Collected data entries:

****************************************

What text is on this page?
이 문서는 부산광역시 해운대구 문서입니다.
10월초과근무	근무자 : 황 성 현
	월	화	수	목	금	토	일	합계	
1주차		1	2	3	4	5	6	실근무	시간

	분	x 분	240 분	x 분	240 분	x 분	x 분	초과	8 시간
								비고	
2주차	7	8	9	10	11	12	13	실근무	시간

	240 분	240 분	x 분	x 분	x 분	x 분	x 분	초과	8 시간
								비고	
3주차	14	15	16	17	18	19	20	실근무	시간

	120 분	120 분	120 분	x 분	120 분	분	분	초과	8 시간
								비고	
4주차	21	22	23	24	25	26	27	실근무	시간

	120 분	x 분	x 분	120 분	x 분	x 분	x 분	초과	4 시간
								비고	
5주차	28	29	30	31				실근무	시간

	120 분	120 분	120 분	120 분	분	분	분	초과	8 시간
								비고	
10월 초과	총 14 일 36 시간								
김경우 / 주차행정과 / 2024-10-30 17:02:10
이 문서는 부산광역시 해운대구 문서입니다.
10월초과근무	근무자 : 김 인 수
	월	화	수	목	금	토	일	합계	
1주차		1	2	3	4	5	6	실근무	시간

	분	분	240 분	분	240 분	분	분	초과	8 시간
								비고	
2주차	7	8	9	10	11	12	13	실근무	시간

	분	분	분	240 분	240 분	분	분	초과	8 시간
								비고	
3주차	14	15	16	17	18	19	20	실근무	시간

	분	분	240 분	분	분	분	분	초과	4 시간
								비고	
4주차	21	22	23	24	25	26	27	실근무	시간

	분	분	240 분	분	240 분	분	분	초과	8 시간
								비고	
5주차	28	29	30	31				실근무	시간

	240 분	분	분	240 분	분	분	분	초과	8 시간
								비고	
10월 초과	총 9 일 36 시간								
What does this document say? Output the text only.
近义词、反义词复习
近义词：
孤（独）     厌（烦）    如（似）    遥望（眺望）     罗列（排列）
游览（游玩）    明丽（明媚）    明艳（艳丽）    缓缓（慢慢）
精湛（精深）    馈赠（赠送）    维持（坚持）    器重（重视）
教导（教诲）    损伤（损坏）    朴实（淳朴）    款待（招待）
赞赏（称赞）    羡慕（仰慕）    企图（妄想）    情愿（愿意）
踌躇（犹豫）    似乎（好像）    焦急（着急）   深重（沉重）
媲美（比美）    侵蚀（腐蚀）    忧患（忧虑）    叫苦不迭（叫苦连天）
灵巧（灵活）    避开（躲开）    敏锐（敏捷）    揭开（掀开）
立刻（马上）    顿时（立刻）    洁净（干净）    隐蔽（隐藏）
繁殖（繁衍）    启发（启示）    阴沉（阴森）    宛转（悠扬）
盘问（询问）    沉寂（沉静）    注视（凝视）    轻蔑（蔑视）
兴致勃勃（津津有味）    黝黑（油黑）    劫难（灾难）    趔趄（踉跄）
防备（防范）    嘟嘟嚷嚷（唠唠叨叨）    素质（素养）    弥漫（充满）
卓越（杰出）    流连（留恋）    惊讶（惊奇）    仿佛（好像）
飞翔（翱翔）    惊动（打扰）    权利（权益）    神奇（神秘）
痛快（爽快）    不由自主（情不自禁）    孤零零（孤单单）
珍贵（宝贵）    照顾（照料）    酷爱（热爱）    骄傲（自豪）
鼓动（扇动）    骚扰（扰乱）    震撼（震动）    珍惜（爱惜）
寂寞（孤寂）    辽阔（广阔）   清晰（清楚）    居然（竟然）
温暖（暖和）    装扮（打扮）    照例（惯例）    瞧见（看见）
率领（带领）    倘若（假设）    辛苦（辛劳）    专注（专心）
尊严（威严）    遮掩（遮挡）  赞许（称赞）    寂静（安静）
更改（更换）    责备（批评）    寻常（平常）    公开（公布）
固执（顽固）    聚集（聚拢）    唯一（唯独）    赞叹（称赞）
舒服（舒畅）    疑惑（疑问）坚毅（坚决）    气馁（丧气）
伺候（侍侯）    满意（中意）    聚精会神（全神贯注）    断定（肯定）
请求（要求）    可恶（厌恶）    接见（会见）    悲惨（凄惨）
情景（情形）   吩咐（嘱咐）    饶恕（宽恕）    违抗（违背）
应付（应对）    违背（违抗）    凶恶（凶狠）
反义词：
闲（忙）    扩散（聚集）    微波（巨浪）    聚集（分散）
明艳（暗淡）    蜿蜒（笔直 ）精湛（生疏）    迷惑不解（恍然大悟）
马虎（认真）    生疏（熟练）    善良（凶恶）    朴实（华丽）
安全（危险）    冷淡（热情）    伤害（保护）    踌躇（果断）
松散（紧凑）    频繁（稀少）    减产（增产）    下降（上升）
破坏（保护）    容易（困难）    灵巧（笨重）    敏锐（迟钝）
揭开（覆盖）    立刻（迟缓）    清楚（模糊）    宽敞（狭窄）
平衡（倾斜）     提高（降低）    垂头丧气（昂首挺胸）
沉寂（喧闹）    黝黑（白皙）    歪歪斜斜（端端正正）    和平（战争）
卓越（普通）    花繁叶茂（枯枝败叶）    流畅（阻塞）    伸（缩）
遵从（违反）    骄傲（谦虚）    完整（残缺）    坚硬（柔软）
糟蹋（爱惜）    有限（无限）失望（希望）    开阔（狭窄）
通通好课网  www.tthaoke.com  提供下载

****************************************

▶ **TASK PROMPT**: Extract each line of the listing above, copying it word for word.

▶ **ANSWER TO THE EXERCISE**:
What text is on this page?
이 문서는 부산광역시 해운대구 문서입니다.
10월초과근무	근무자 : 황 성 현
	월	화	수	목	금	토	일	합계	
1주차		1	2	3	4	5	6	실근무	시간

	분	x 분	240 분	x 분	240 분	x 분	x 분	초과	8 시간
								비고	
2주차	7	8	9	10	11	12	13	실근무	시간

	240 분	240 분	x 분	x 분	x 분	x 분	x 분	초과	8 시간
								비고	
3주차	14	15	16	17	18	19	20	실근무	시간

	120 분	120 분	120 분	x 분	120 분	분	분	초과	8 시간
								비고	
4주차	21	22	23	24	25	26	27	실근무	시간

	120 분	x 분	x 분	120 분	x 분	x 분	x 분	초과	4 시간
								비고	
5주차	28	29	30	31				실근무	시간

	120 분	120 분	120 분	120 분	분	분	분	초과	8 시간
								비고	
10월 초과	총 14 일 36 시간								
김경우 / 주차행정과 / 2024-10-30 17:02:10
이 문서는 부산광역시 해운대구 문서입니다.
10월초과근무	근무자 : 김 인 수
	월	화	수	목	금	토	일	합계	
1주차		1	2	3	4	5	6	실근무	시간

	분	분	240 분	분	240 분	분	분	초과	8 시간
								비고	
2주차	7	8	9	10	11	12	13	실근무	시간

	분	분	분	240 분	240 분	분	분	초과	8 시간
								비고	
3주차	14	15	16	17	18	19	20	실근무	시간

	분	분	240 분	분	분	분	분	초과	4 시간
								비고	
4주차	21	22	23	24	25	26	27	실근무	시간

	분	분	240 분	분	240 분	분	분	초과	8 시간
								비고	
5주차	28	29	30	31				실근무	시간

	240 분	분	분	240 분	분	분	분	초과	8 시간
								비고	
10월 초과	총 9 일 36 시간								
What does this document say? Output the text only.
近义词、反义词复习
近义词：
孤（独）     厌（烦）    如（似）    遥望（眺望）     罗列（排列）
游览（游玩）    明丽（明媚）    明艳（艳丽）    缓缓（慢慢）
精湛（精深）    馈赠（赠送）    维持（坚持）    器重（重视）
教导（教诲）    损伤（损坏）    朴实（淳朴）    款待（招待）
赞赏（称赞）    羡慕（仰慕）    企图（妄想）    情愿（愿意）
踌躇（犹豫）    似乎（好像）    焦急（着急）   深重（沉重）
媲美（比美）    侵蚀（腐蚀）    忧患（忧虑）    叫苦不迭（叫苦连天）
灵巧（灵活）    避开（躲开）    敏锐（敏捷）    揭开（掀开）
立刻（马上）    顿时（立刻）    洁净（干净）    隐蔽（隐藏）
繁殖（繁衍）    启发（启示）    阴沉（阴森）    宛转（悠扬）
盘问（询问）    沉寂（沉静）    注视（凝视）    轻蔑（蔑视）
兴致勃勃（津津有味）    黝黑（油黑）    劫难（灾难）    趔趄（踉跄）
防备（防范）    嘟嘟嚷嚷（唠唠叨叨）    素质（素养）    弥漫（充满）
卓越（杰出）    流连（留恋）    惊讶（惊奇）    仿佛（好像）
飞翔（翱翔）    惊动（打扰）    权利（权益）    神奇（神秘）
痛快（爽快）    不由自主（情不自禁）    孤零零（孤单单）
珍贵（宝贵）    照顾（照料）    酷爱（热爱）    骄傲（自豪）
鼓动（扇动）    骚扰（扰乱）    震撼（震动）    珍惜（爱惜）
寂寞（孤寂）    辽阔（广阔）   清晰（清楚）    居然（竟然）
温暖（暖和）    装扮（打扮）    照例（惯例）    瞧见（看见）
率领（带领）    倘若（假设）    辛苦（辛劳）    专注（专心）
尊严（威严）    遮掩（遮挡）  赞许（称赞）    寂静（安静）
更改（更换）    责备（批评）    寻常（平常）    公开（公布）
固执（顽固）    聚集（聚拢）    唯一（唯独）    赞叹（称赞）
舒服（舒畅）    疑惑（疑问）坚毅（坚决）    气馁（丧气）
伺候（侍侯）    满意（中意）    聚精会神（全神贯注）    断定（肯定）
请求（要求）    可恶（厌恶）    接见（会见）    悲惨（凄惨）
情景（情形）   吩咐（嘱咐）    饶恕（宽恕）    违抗（违背）
应付（应对）    违背（违抗）    凶恶（凶狠）
反义词：
闲（忙）    扩散（聚集）    微波（巨浪）    聚集（分散）
明艳（暗淡）    蜿蜒（笔直 ）精湛（生疏）    迷惑不解（恍然大悟）
马虎（认真）    生疏（熟练）    善良（凶恶）    朴实（华丽）
安全（危险）    冷淡（热情）    伤害（保护）    踌躇（果断）
松散（紧凑）    频繁（稀少）    减产（增产）    下降（上升）
破坏（保护）    容易（困难）    灵巧（笨重）    敏锐（迟钝）
揭开（覆盖）    立刻（迟缓）    清楚（模糊）    宽敞（狭窄）
平衡（倾斜）     提高（降低）    垂头丧气（昂首挺胸）
沉寂（喧闹）    黝黑（白皙）    歪歪斜斜（端端正正）    和平（战争）
卓越（普通）    花繁叶茂（枯枝败叶）    流畅（阻塞）    伸（缩）
遵从（违反）    骄傲（谦虚）    完整（残缺）    坚硬（柔软）
糟蹋（爱惜）    有限（无限）失望（希望）    开阔（狭窄）
通通好课网  www.tthaoke.com  提供下载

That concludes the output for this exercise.